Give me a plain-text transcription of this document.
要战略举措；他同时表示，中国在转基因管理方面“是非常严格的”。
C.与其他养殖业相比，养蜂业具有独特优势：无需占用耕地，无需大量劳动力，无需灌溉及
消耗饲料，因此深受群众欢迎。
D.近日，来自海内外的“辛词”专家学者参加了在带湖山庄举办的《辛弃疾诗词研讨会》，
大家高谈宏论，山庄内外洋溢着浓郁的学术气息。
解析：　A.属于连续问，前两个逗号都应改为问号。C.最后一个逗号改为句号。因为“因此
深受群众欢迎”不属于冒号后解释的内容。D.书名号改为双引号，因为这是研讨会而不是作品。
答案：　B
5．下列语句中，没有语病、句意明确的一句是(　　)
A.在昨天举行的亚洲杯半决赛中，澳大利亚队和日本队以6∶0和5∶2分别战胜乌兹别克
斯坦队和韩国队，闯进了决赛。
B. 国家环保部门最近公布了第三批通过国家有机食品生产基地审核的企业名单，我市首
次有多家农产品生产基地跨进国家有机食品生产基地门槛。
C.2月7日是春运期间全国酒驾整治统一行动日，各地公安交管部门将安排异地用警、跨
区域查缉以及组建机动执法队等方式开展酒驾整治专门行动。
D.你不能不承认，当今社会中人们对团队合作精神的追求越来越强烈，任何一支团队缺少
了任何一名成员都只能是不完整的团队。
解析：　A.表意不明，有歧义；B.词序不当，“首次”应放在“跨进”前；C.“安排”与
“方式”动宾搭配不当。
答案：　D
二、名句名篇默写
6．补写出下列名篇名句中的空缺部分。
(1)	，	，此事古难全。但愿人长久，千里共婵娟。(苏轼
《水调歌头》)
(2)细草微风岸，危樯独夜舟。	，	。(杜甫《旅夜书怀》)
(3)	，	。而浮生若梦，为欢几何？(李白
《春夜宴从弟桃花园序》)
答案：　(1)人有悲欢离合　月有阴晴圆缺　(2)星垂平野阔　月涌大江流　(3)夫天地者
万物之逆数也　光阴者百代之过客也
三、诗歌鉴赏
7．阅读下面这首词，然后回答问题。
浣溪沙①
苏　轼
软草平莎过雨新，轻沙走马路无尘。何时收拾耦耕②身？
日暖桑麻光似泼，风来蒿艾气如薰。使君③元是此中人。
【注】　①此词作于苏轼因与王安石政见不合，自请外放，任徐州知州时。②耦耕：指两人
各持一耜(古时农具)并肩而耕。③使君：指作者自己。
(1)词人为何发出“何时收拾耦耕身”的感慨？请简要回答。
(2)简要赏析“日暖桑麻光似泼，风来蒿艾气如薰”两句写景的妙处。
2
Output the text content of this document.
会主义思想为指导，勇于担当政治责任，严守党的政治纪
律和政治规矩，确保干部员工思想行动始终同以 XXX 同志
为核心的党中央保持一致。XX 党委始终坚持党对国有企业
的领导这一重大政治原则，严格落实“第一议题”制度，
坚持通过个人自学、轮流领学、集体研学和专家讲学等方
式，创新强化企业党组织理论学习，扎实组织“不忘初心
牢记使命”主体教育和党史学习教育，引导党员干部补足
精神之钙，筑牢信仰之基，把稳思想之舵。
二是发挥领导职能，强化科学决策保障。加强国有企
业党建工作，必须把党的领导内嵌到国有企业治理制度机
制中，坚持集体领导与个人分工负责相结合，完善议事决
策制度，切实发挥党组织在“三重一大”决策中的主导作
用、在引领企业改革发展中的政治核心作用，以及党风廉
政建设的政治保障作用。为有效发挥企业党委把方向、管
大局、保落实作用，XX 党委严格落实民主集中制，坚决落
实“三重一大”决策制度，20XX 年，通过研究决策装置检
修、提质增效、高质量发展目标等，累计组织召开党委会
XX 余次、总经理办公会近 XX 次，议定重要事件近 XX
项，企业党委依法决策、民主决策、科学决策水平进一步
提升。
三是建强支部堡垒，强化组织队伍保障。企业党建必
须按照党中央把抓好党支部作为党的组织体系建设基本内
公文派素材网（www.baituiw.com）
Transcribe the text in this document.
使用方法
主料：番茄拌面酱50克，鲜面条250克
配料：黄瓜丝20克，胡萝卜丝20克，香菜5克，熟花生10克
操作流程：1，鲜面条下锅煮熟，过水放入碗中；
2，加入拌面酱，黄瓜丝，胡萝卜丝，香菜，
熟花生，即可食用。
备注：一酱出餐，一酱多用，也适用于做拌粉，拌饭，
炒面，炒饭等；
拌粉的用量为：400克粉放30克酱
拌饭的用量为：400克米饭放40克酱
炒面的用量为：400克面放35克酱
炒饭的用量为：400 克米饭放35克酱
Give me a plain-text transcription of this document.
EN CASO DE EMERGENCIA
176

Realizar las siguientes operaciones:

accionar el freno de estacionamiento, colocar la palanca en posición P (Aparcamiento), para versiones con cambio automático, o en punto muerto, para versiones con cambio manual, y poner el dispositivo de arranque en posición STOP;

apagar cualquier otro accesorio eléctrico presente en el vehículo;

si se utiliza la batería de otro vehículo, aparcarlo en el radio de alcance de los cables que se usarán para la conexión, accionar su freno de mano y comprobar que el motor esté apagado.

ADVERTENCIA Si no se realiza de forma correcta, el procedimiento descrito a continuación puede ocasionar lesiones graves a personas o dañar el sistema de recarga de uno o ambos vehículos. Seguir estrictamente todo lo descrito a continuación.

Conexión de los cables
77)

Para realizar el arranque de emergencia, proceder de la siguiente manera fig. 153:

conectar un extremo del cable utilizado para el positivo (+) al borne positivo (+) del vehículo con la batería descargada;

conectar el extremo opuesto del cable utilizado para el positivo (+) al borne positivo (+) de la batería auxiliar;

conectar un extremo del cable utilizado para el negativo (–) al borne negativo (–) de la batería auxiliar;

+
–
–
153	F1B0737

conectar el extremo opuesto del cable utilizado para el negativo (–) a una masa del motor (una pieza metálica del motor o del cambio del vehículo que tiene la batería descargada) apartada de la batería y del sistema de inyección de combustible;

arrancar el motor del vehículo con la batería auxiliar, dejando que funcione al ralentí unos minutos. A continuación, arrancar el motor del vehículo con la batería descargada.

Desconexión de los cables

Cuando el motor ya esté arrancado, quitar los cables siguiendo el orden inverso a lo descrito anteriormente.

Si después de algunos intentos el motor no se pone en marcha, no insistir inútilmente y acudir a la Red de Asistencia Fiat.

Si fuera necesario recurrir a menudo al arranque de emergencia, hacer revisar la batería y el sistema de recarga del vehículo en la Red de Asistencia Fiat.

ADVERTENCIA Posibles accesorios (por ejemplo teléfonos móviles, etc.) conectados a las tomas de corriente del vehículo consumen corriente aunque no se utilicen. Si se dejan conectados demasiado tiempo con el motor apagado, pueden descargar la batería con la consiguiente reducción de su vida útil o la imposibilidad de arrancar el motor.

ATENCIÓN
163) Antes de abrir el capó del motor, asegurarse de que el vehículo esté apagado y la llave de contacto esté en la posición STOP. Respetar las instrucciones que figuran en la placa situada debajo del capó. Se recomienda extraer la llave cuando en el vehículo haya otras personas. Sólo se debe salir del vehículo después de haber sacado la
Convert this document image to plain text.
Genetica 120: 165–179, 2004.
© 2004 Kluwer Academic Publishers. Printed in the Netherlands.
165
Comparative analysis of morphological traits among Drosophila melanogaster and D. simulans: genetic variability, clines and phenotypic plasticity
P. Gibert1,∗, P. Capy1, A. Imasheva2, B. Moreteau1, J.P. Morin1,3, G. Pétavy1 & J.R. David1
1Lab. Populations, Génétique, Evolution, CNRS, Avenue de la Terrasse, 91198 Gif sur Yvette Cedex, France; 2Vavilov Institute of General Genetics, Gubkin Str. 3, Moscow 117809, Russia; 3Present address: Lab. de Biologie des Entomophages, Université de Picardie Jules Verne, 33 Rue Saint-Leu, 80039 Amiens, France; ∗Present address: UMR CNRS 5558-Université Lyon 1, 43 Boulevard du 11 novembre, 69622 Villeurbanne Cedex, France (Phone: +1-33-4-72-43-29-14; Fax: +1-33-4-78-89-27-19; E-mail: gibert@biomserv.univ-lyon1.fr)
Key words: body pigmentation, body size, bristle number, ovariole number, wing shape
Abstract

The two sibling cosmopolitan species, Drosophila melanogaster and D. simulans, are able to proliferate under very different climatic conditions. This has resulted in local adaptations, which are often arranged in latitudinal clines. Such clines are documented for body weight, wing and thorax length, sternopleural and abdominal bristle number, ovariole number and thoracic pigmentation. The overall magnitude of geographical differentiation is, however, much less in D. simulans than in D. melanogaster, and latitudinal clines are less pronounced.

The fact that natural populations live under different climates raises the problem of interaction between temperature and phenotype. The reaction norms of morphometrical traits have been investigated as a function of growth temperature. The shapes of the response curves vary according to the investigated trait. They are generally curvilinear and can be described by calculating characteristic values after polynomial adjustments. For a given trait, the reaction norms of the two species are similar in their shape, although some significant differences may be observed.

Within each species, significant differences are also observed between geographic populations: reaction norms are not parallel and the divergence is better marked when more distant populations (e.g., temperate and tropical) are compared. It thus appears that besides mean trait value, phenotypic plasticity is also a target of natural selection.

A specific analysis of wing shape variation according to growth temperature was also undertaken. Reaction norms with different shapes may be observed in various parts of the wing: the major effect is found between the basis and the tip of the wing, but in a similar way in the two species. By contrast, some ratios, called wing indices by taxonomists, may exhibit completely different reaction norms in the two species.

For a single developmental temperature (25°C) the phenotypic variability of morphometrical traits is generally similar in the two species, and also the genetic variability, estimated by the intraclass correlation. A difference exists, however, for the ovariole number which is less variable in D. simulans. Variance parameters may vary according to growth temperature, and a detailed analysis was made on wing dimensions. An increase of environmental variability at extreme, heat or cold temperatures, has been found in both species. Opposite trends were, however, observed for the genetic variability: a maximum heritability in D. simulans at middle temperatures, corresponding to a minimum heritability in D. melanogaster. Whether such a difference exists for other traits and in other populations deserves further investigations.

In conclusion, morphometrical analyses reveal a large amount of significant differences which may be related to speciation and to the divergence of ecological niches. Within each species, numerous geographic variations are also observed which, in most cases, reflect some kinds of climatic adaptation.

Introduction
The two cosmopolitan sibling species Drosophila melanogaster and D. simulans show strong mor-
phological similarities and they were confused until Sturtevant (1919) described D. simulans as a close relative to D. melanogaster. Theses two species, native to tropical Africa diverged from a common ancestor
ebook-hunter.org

■ ■ ■ ■ ■

Report only a number: how many lines in the material above contain the string "described".

2